> DIRECTIONS
Show only lines that include "Legal".

[BEGIN RAW DATA]

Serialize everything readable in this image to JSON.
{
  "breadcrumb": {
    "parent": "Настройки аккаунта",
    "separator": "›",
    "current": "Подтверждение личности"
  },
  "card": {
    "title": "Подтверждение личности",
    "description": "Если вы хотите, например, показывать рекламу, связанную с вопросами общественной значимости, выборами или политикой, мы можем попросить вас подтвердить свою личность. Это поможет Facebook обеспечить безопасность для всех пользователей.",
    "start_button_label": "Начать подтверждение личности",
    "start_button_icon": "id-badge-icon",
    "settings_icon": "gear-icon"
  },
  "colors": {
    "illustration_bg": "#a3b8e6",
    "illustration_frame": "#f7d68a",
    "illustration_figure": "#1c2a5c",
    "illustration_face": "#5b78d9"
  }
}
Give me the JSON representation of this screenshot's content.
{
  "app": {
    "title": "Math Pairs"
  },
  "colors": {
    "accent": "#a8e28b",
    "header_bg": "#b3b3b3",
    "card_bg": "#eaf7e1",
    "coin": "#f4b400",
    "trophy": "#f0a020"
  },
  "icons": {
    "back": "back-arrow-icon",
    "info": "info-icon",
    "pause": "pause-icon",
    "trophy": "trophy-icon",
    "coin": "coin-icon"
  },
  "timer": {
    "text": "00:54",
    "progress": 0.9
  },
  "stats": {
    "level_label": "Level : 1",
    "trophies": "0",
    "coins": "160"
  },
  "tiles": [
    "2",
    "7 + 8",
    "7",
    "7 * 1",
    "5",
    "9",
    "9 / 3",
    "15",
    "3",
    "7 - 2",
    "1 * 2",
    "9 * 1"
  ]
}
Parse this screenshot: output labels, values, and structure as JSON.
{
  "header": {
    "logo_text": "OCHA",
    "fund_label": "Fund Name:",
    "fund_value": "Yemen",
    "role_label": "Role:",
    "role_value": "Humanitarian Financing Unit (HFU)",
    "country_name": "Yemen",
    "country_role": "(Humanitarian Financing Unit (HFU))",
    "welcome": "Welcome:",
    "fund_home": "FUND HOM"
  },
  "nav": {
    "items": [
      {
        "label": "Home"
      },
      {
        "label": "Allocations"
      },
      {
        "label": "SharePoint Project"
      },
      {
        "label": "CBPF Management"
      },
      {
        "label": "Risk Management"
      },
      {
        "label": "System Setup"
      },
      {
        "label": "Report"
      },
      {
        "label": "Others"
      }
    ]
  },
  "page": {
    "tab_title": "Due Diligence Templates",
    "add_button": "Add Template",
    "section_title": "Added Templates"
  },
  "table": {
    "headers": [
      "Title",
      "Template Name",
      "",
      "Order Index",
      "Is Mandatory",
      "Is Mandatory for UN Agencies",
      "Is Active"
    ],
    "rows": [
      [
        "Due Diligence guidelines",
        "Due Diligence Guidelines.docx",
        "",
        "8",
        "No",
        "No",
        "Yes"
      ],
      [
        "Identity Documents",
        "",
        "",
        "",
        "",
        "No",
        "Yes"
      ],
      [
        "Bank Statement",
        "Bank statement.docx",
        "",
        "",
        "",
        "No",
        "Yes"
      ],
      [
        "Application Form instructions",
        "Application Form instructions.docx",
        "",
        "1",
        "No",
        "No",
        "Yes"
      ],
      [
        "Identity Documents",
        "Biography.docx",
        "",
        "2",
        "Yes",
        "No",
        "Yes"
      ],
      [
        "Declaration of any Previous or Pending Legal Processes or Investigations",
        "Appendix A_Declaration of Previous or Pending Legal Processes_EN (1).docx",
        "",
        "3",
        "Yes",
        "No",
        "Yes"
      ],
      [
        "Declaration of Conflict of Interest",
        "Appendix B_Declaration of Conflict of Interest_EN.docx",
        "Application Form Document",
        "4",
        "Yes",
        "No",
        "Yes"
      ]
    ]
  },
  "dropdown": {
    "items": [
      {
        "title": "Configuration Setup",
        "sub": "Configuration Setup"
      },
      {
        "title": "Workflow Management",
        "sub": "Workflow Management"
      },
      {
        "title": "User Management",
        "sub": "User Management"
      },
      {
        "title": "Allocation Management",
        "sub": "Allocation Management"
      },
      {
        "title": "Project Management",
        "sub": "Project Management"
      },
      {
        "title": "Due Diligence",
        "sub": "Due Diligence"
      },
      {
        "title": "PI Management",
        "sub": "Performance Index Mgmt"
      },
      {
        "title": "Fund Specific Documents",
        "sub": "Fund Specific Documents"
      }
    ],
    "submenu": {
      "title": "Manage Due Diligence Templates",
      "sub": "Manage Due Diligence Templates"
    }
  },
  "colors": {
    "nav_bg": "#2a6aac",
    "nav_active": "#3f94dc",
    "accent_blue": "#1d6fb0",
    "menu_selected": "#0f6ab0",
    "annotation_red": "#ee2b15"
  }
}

[END RAW DATA]

> TASK RESPONSE
        "Declaration of any Previous or Pending Legal Processes or Investigations",
        "Appendix A_Declaration of Previous or Pending Legal Processes_EN (1).docx",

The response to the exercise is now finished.